=== Material for the task ===

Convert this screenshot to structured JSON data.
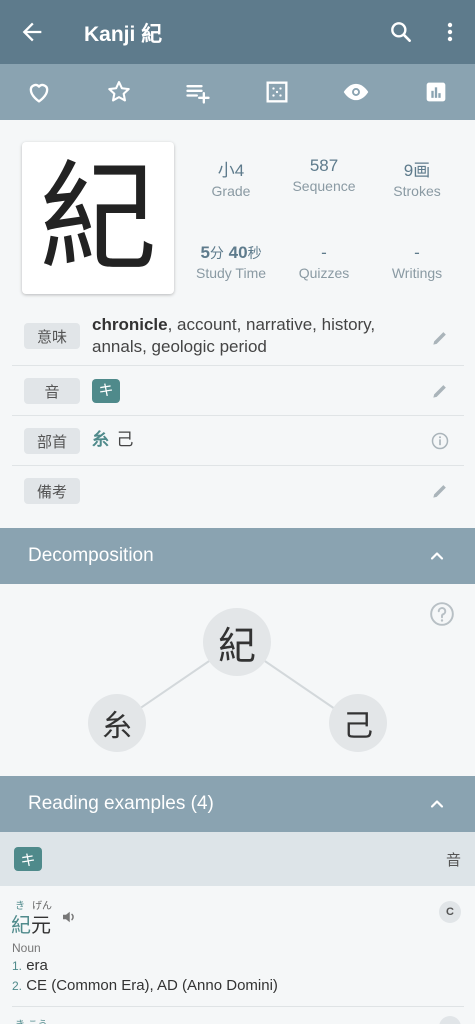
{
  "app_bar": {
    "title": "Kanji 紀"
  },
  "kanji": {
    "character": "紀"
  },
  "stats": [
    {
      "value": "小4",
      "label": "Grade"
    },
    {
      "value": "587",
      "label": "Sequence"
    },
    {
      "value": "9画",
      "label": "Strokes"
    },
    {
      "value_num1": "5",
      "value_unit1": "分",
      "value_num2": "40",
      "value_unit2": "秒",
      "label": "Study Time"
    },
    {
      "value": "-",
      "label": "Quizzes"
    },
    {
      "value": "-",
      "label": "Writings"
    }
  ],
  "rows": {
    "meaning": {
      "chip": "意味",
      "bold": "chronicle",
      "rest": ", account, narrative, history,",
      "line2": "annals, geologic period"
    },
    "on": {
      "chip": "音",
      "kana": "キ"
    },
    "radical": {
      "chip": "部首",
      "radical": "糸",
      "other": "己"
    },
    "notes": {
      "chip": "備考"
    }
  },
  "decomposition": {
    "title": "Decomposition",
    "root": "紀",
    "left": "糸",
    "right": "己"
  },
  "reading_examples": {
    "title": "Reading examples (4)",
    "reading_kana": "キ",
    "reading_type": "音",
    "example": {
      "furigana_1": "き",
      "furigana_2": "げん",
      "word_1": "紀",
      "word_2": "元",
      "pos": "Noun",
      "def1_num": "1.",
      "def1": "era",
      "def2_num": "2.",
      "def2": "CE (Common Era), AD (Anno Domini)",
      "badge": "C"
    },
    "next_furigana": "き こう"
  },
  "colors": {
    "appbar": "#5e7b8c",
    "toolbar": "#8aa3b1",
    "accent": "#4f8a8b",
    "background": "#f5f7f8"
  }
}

===
=== Material for the task ===

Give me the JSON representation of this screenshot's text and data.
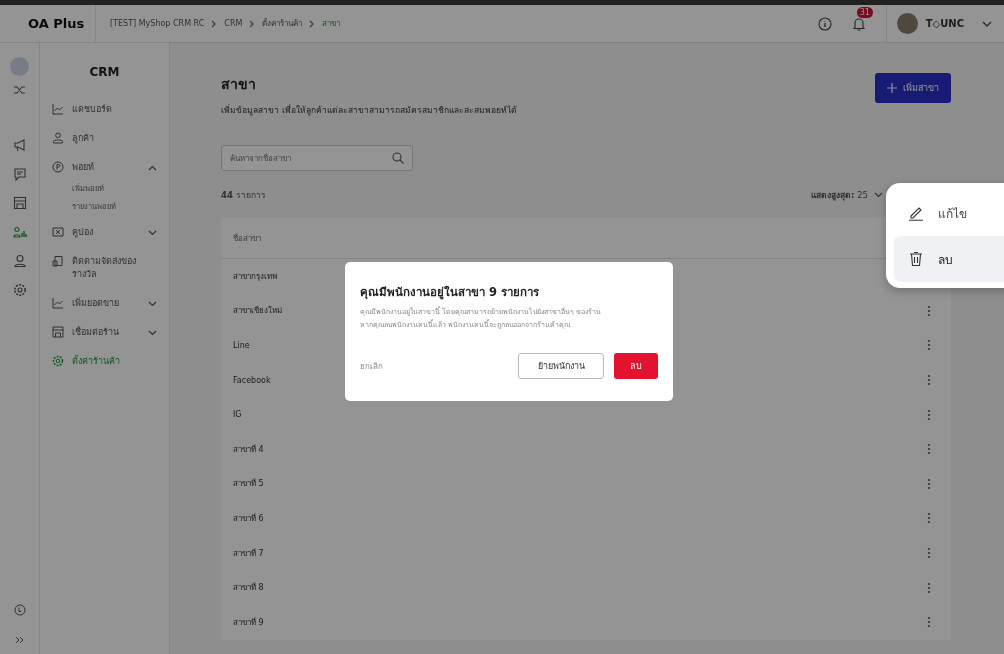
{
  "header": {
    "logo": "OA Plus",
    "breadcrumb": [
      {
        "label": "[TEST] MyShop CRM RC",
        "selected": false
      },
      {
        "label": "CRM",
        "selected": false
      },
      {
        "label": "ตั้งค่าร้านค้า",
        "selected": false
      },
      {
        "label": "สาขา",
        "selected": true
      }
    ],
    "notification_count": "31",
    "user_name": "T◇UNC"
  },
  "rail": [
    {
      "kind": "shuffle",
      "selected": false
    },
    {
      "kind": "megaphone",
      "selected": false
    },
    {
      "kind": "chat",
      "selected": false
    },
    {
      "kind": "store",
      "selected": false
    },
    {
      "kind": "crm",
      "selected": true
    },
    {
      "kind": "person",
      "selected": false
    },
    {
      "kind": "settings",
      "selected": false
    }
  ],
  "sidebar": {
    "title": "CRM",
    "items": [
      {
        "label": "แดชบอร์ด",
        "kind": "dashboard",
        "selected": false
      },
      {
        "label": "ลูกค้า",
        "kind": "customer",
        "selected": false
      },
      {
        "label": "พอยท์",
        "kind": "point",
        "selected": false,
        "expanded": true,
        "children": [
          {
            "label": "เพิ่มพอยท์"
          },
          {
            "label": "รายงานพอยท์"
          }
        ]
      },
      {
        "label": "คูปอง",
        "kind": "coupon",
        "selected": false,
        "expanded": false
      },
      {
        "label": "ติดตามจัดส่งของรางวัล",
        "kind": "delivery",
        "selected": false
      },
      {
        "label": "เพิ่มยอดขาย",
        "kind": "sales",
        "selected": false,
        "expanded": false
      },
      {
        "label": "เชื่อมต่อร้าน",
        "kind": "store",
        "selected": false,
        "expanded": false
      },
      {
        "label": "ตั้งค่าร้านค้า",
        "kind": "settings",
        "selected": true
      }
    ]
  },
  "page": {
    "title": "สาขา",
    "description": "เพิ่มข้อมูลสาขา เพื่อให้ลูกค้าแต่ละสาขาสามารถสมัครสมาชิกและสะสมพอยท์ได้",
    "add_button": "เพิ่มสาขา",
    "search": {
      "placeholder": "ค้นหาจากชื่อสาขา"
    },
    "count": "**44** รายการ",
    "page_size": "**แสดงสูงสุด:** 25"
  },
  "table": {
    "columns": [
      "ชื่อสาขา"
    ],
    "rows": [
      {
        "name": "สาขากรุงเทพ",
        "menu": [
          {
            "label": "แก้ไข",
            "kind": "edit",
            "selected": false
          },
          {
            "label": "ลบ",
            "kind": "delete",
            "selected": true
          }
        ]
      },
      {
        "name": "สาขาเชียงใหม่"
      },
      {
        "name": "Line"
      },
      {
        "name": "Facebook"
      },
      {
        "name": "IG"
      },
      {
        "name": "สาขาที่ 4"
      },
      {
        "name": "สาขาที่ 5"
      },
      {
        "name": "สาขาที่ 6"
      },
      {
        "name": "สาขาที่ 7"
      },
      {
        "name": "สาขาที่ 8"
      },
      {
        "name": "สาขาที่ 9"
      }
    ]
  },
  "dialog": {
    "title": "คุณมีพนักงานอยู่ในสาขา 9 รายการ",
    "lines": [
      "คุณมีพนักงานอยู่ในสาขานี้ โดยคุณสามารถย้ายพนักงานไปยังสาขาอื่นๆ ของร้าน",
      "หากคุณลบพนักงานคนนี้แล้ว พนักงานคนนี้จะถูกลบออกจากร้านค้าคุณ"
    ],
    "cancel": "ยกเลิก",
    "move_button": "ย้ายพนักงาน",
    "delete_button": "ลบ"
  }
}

===

### Aim
Scan the material above for the word "ายพน". Copy each line where it occurs.

### Response
      "คุณมีพนักงานอยู่ในสาขานี้ โดยคุณสามารถย้ายพนักงานไปยังสาขาอื่นๆ ของร้าน",
    "move_button": "ย้ายพนักงาน",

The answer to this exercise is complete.